### TASK REQUIREMENTS
What lines of the material below include the string "zweite"? Copy all of them.

>>>

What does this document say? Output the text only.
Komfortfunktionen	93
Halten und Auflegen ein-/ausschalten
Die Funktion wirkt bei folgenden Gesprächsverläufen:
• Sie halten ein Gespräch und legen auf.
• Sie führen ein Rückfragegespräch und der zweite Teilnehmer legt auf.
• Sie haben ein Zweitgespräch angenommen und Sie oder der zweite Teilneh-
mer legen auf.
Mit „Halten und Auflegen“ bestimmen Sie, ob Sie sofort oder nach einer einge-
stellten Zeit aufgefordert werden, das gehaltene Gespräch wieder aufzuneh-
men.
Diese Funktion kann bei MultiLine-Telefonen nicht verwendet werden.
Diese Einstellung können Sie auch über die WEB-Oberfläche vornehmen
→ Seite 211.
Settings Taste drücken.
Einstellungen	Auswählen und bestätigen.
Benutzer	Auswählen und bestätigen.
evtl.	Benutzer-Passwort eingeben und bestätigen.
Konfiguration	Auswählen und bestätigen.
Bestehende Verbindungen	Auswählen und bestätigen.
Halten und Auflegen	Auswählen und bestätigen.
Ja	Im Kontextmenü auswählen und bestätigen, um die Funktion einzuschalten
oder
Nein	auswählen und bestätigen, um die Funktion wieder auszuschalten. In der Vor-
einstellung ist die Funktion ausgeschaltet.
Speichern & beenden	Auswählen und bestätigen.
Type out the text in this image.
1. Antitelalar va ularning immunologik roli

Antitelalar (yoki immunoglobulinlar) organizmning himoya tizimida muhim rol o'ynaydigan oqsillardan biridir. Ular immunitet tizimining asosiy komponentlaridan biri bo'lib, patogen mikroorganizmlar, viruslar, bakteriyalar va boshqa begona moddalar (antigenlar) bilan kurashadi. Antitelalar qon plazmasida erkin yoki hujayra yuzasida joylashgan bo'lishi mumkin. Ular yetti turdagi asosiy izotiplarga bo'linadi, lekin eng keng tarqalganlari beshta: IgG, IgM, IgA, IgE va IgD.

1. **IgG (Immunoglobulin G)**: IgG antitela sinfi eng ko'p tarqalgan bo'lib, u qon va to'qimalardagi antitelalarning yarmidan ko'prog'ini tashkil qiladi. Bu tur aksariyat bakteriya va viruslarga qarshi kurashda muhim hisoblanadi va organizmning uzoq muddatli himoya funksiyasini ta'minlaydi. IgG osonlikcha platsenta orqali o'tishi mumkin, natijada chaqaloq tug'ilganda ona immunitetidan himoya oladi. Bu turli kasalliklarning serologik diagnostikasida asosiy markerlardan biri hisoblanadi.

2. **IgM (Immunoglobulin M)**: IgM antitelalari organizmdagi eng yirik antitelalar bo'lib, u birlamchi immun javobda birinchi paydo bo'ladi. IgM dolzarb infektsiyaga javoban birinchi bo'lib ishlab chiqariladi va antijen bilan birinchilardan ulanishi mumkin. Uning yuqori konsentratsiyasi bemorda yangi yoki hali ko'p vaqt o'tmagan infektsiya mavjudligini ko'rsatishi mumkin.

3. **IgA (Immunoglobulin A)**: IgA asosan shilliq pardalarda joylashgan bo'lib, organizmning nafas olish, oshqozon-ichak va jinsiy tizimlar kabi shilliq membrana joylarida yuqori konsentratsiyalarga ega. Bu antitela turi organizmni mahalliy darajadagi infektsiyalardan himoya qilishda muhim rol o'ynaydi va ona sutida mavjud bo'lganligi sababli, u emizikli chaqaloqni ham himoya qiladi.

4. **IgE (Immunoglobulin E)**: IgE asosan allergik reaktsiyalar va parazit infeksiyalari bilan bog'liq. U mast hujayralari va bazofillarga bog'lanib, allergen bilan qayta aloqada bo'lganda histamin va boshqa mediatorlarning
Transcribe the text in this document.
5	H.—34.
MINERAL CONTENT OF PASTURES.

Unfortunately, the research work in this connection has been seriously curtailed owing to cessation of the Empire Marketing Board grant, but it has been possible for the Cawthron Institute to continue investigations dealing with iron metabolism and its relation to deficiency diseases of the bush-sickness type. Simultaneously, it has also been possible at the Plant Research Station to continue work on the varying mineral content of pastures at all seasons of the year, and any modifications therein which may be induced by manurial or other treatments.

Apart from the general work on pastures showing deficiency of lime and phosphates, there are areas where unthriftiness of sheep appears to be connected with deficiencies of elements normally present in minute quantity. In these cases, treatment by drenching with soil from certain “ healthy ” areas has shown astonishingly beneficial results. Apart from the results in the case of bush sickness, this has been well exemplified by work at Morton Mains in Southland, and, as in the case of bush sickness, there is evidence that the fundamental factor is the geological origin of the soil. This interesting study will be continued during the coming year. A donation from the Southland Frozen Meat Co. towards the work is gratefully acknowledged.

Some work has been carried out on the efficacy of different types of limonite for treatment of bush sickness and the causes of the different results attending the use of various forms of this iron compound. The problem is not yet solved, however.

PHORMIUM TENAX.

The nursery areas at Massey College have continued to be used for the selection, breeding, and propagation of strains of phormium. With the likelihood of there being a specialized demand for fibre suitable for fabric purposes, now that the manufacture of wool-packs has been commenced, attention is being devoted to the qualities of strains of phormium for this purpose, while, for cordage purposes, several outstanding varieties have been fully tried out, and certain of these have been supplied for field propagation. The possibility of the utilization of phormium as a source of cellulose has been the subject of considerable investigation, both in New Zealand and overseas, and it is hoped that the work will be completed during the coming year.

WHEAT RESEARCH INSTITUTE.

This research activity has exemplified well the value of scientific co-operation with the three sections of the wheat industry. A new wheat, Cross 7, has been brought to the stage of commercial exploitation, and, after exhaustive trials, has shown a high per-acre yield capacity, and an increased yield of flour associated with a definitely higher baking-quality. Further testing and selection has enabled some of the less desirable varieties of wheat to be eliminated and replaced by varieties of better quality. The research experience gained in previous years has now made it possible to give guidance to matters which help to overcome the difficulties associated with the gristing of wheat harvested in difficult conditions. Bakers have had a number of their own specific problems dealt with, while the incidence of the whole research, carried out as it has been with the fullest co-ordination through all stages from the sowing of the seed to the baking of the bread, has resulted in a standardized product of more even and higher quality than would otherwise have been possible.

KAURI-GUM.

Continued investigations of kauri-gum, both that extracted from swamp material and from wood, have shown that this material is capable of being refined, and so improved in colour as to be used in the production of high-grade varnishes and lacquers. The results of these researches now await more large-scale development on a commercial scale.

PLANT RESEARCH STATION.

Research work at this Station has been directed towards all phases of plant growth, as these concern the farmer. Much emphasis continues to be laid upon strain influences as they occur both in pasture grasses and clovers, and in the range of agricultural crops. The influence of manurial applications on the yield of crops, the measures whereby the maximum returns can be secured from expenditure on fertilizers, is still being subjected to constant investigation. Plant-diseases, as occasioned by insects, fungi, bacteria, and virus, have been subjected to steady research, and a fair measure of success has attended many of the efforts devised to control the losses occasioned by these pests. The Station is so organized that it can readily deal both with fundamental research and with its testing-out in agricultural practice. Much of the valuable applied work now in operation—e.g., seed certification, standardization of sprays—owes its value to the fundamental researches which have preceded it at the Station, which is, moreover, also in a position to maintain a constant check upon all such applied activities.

<<<

### EXERCISE OUTPUT
• Sie führen ein Rückfragegespräch und der zweite Teilnehmer legt auf.
• Sie haben ein Zweitgespräch angenommen und Sie oder der zweite Teilneh-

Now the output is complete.